Quote every line as written. Omit pictures.

[Dataset items]

::::

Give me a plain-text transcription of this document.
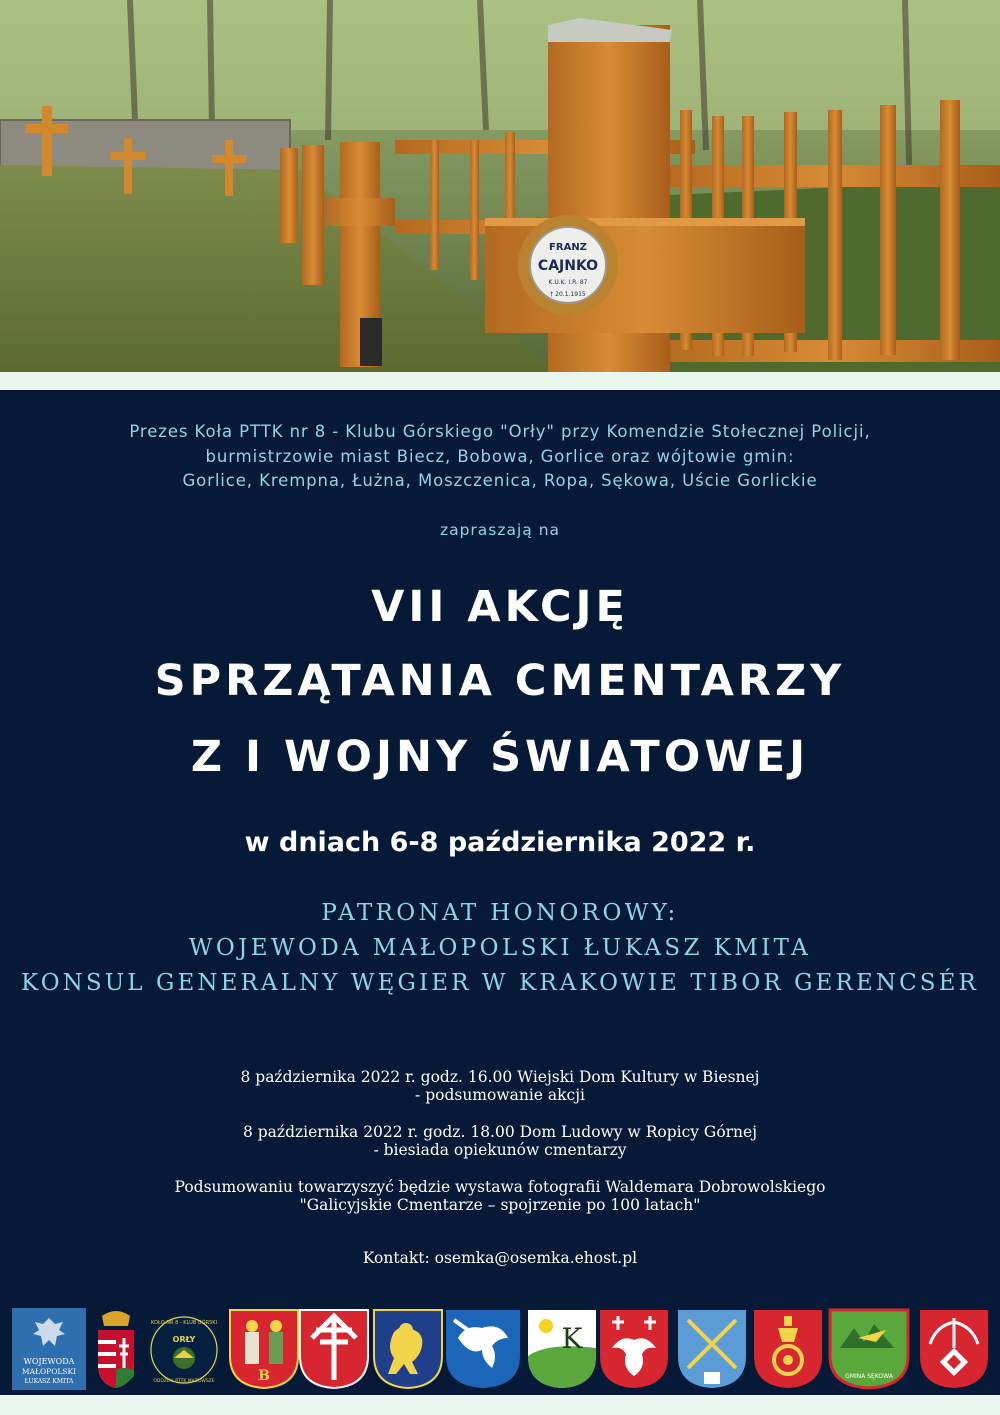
FRANZ
CAJNKO
K.U.K. I.R. 87
† 20.1.1915
Prezes Koła PTTK nr 8 - Klubu Górskiego "Orły" przy Komendzie Stołecznej Policji,
burmistrzowie miast Biecz, Bobowa, Gorlice oraz wójtowie gmin:
Gorlice, Krempna, Łużna, Moszczenica, Ropa, Sękowa, Uście Gorlickie
zapraszają na
VII AKCJĘ
SPRZĄTANIA CMENTARZY
Z I WOJNY ŚWIATOWEJ
w dniach 6-8 października 2022 r.
PATRONAT HONOROWY:
WOJEWODA MAŁOPOLSKI ŁUKASZ KMITA
KONSUL GENERALNY WĘGIER W KRAKOWIE TIBOR GERENCSÉR
8 października 2022 r. godz. 16.00 Wiejski Dom Kultury w Biesnej
- podsumowanie akcji
8 października 2022 r. godz. 18.00 Dom Ludowy w Ropicy Górnej
- biesiada opiekunów cmentarzy
Podsumowaniu towarzyszyć będzie wystawa fotografii Waldemara Dobrowolskiego
"Galicyjskie Cmentarze – spojrzenie po 100 latach"
Kontakt: osemka@osemka.ehost.pl
WOJEWODA
MAŁOPOLSKI
ŁUKASZ KMITA
KOŁO NR 8 - KLUB GÓRSKI
ORŁY
ODDZIAŁ PTTK MAZOWSZE	B
K
GMINA SĘKOWA
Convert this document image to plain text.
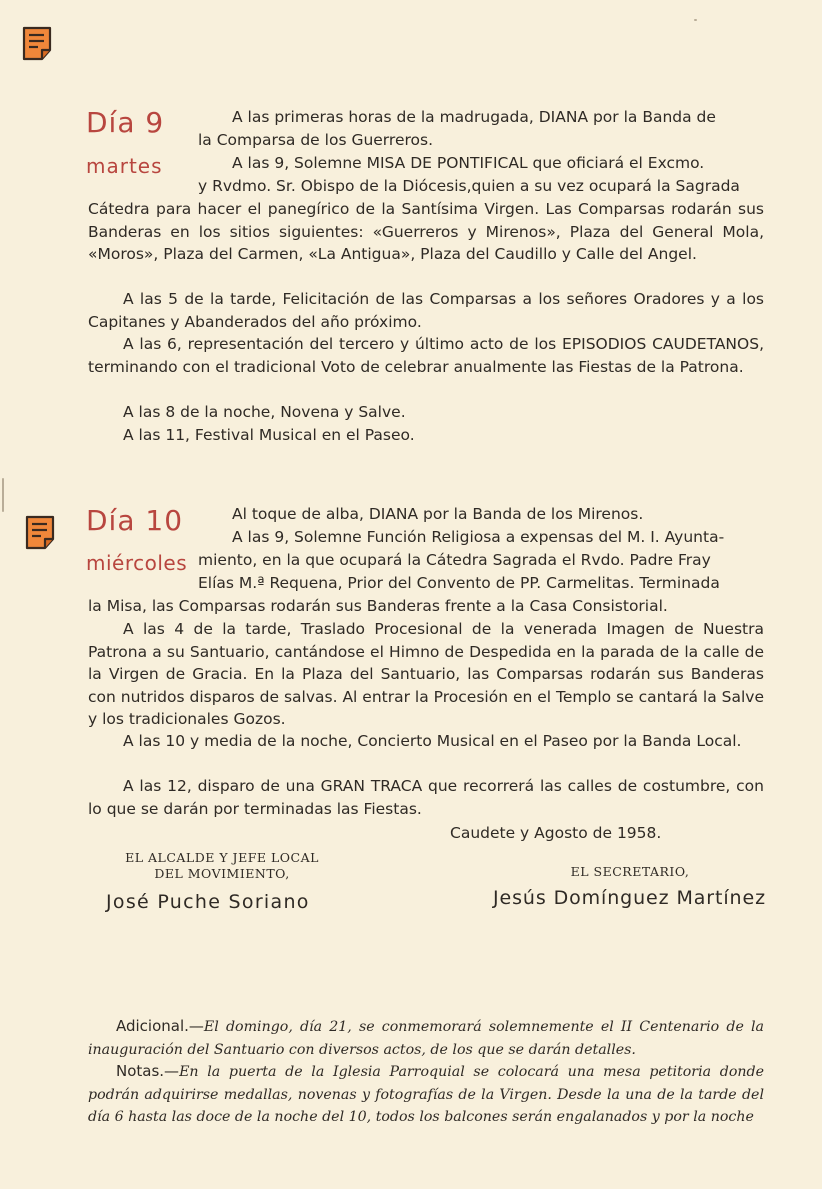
Día 9
martes
A las primeras horas de la madrugada, DIANA por la Banda de
la Comparsa de los Guerreros.
A las 9, Solemne MISA DE PONTIFICAL que oficiará el Excmo.
y Rvdmo. Sr. Obispo de la Diócesis,quien a su vez ocupará la Sagrada

Cátedra para hacer el panegírico de la Santísima Virgen. Las Comparsas rodarán sus Banderas en los sitios siguientes: «Guerreros y Mirenos», Plaza del General Mola, «Moros», Plaza del Carmen, «La Antigua», Plaza del Caudillo y Calle del Angel.

A las 5 de la tarde, Felicitación de las Comparsas a los señores Oradores y a los Capitanes y Abanderados del año próximo.

A las 6, representación del tercero y último acto de los EPISODIOS CAUDETANOS, terminando con el tradicional Voto de celebrar anualmente las Fiestas de la Patrona.

A las 8 de la noche, Novena y Salve.

A las 11, Festival Musical en el Paseo.

Día 10
miércoles
Al toque de alba, DIANA por la Banda de los Mirenos.
A las 9, Solemne Función Religiosa a expensas del M. I. Ayunta-
miento, en la que ocupará la Cátedra Sagrada el Rvdo. Padre Fray
Elías M.ª Requena, Prior del Convento de PP. Carmelitas. Terminada

la Misa, las Comparsas rodarán sus Banderas frente a la Casa Consistorial.

A las 4 de la tarde, Traslado Procesional de la venerada Imagen de Nuestra Patrona a su Santuario, cantándose el Himno de Despedida en la parada de la calle de la Virgen de Gracia. En la Plaza del Santuario, las Comparsas rodarán sus Banderas con nutridos disparos de salvas. Al entrar la Procesión en el Templo se cantará la Salve y los tradicionales Gozos.

A las 10 y media de la noche, Concierto Musical en el Paseo por la Banda Local.

A las 12, disparo de una GRAN TRACA que recorrerá las calles de costumbre, con lo que se darán por terminadas las Fiestas.

Caudete y Agosto de 1958.
EL ALCALDE Y JEFE LOCAL
DEL MOVIMIENTO,
José Puche Soriano
EL SECRETARIO,
Jesús Domínguez Martínez

Adicional.—El domingo, día 21, se conmemorará solemnemente el II Centenario de la inauguración del Santuario con diversos actos, de los que se darán detalles.

Notas.—En la puerta de la Iglesia Parroquial se colocará una mesa petitoria donde podrán adquirirse medallas, novenas y fotografías de la Virgen. Desde la una de la tarde del día 6 hasta las doce de la noche del 10, todos los balcones serán engalanados y por la noche
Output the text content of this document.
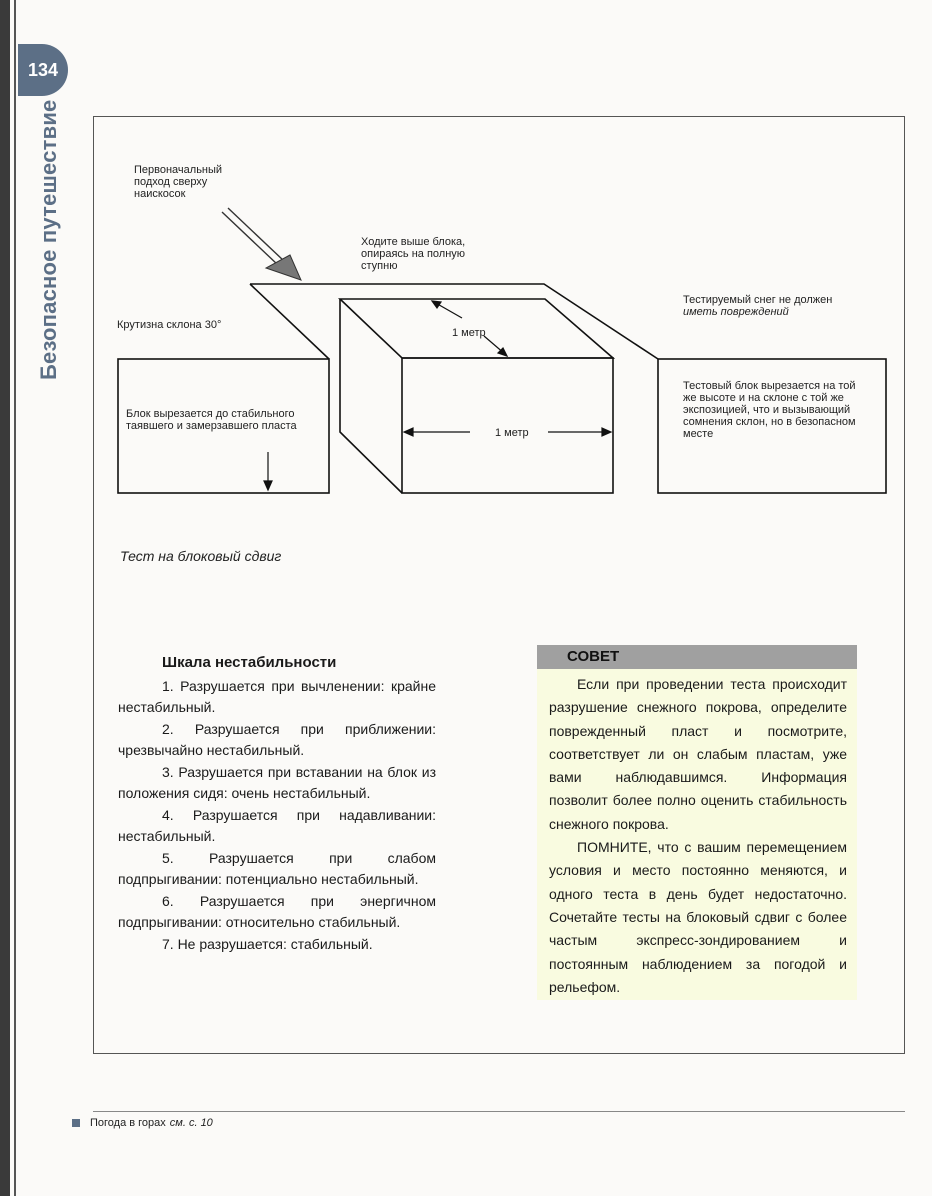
134
Безопасное путешествие	Первоначальный
подход сверху
наискосок
Ходите выше блока,
опираясь на полную
ступню
Крутизна склона 30°
1 метр
1 метр
Тестируемый снег не должен
иметь повреждений
Блок вырезается до стабильного
таявшего и замерзавшего пласта
Тестовый блок вырезается на той
же высоте и на склоне с той же
экспозицией, что и вызывающий
сомнения склон, но в безопасном
месте
Тест на блоковый сдвиг
Шкала нестабильности

1. Разрушается при вычленении: крайне нестабильный.

2. Разрушается при приближении: чрезвычайно нестабильный.

3. Разрушается при вставании на блок из положения сидя: очень нестабильный.

4. Разрушается при надавливании: нестабильный.

5. Разрушается при слабом подпрыгивании: потенциально нестабильный.

6. Разрушается при энергичном подпрыгивании: относительно стабильный.

7. Не разрушается: стабильный.

СОВЕТ

Если при проведении теста происходит разрушение снежного покрова, определите поврежденный пласт и посмотрите, соответствует ли он слабым пластам, уже вами наблюдавшимся. Информация позволит более полно оценить стабильность снежного покрова.

ПОМНИТЕ, что с вашим перемещением условия и место постоянно меняются, и одного теста в день будет недостаточно. Сочетайте тесты на блоковый сдвиг с более частым экспресс-зондированием и постоянным наблюдением за погодой и рельефом.

Погода в горах см. с. 10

::::

## Correct response
Give me a plain-text transcription of this document.
FRANZ
CAJNKO
K.U.K. I.R. 87
† 20.1.1915
Prezes Koła PTTK nr 8 - Klubu Górskiego "Orły" przy Komendzie Stołecznej Policji,
burmistrzowie miast Biecz, Bobowa, Gorlice oraz wójtowie gmin:
Gorlice, Krempna, Łużna, Moszczenica, Ropa, Sękowa, Uście Gorlickie
zapraszają na
VII AKCJĘ
SPRZĄTANIA CMENTARZY
Z I WOJNY ŚWIATOWEJ
w dniach 6-8 października 2022 r.
PATRONAT HONOROWY:
WOJEWODA MAŁOPOLSKI ŁUKASZ KMITA
KONSUL GENERALNY WĘGIER W KRAKOWIE TIBOR GERENCSÉR
8 października 2022 r. godz. 16.00 Wiejski Dom Kultury w Biesnej
- podsumowanie akcji
8 października 2022 r. godz. 18.00 Dom Ludowy w Ropicy Górnej
- biesiada opiekunów cmentarzy
Podsumowaniu towarzyszyć będzie wystawa fotografii Waldemara Dobrowolskiego
"Galicyjskie Cmentarze – spojrzenie po 100 latach"
Kontakt: osemka@osemka.ehost.pl
WOJEWODA
MAŁOPOLSKI
ŁUKASZ KMITA
KOŁO NR 8 - KLUB GÓRSKI
ORŁY
ODDZIAŁ PTTK MAZOWSZE	B
K
GMINA SĘKOWA
Convert this document image to plain text.
Día 9
martes
A las primeras horas de la madrugada, DIANA por la Banda de
la Comparsa de los Guerreros.
A las 9, Solemne MISA DE PONTIFICAL que oficiará el Excmo.
y Rvdmo. Sr. Obispo de la Diócesis,quien a su vez ocupará la Sagrada

Cátedra para hacer el panegírico de la Santísima Virgen. Las Comparsas rodarán sus Banderas en los sitios siguientes: «Guerreros y Mirenos», Plaza del General Mola, «Moros», Plaza del Carmen, «La Antigua», Plaza del Caudillo y Calle del Angel.

A las 5 de la tarde, Felicitación de las Comparsas a los señores Oradores y a los Capitanes y Abanderados del año próximo.

A las 6, representación del tercero y último acto de los EPISODIOS CAUDETANOS, terminando con el tradicional Voto de celebrar anualmente las Fiestas de la Patrona.

A las 8 de la noche, Novena y Salve.

A las 11, Festival Musical en el Paseo.

Día 10
miércoles
Al toque de alba, DIANA por la Banda de los Mirenos.
A las 9, Solemne Función Religiosa a expensas del M. I. Ayunta-
miento, en la que ocupará la Cátedra Sagrada el Rvdo. Padre Fray
Elías M.ª Requena, Prior del Convento de PP. Carmelitas. Terminada

la Misa, las Comparsas rodarán sus Banderas frente a la Casa Consistorial.

A las 4 de la tarde, Traslado Procesional de la venerada Imagen de Nuestra Patrona a su Santuario, cantándose el Himno de Despedida en la parada de la calle de la Virgen de Gracia. En la Plaza del Santuario, las Comparsas rodarán sus Banderas con nutridos disparos de salvas. Al entrar la Procesión en el Templo se cantará la Salve y los tradicionales Gozos.

A las 10 y media de la noche, Concierto Musical en el Paseo por la Banda Local.

A las 12, disparo de una GRAN TRACA que recorrerá las calles de costumbre, con lo que se darán por terminadas las Fiestas.

Caudete y Agosto de 1958.
EL ALCALDE Y JEFE LOCAL
DEL MOVIMIENTO,
José Puche Soriano
EL SECRETARIO,
Jesús Domínguez Martínez

Adicional.—El domingo, día 21, se conmemorará solemnemente el II Centenario de la inauguración del Santuario con diversos actos, de los que se darán detalles.

Notas.—En la puerta de la Iglesia Parroquial se colocará una mesa petitoria donde podrán adquirirse medallas, novenas y fotografías de la Virgen. Desde la una de la tarde del día 6 hasta las doce de la noche del 10, todos los balcones serán engalanados y por la noche
Output the text content of this document.
134
Безопасное путешествие	Первоначальный
подход сверху
наискосок
Ходите выше блока,
опираясь на полную
ступню
Крутизна склона 30°
1 метр
1 метр
Тестируемый снег не должен
иметь повреждений
Блок вырезается до стабильного
таявшего и замерзавшего пласта
Тестовый блок вырезается на той
же высоте и на склоне с той же
экспозицией, что и вызывающий
сомнения склон, но в безопасном
месте
Тест на блоковый сдвиг
Шкала нестабильности

1. Разрушается при вычленении: крайне нестабильный.

2. Разрушается при приближении: чрезвычайно нестабильный.

3. Разрушается при вставании на блок из положения сидя: очень нестабильный.

4. Разрушается при надавливании: нестабильный.

5. Разрушается при слабом подпрыгивании: потенциально нестабильный.

6. Разрушается при энергичном подпрыгивании: относительно стабильный.

7. Не разрушается: стабильный.

СОВЕТ

Если при проведении теста происходит разрушение снежного покрова, определите поврежденный пласт и посмотрите, соответствует ли он слабым пластам, уже вами наблюдавшимся. Информация позволит более полно оценить стабильность снежного покрова.

ПОМНИТЕ, что с вашим перемещением условия и место постоянно меняются, и одного теста в день будет недостаточно. Сочетайте тесты на блоковый сдвиг с более частым экспресс-зондированием и постоянным наблюдением за погодой и рельефом.

Погода в горах см. с. 10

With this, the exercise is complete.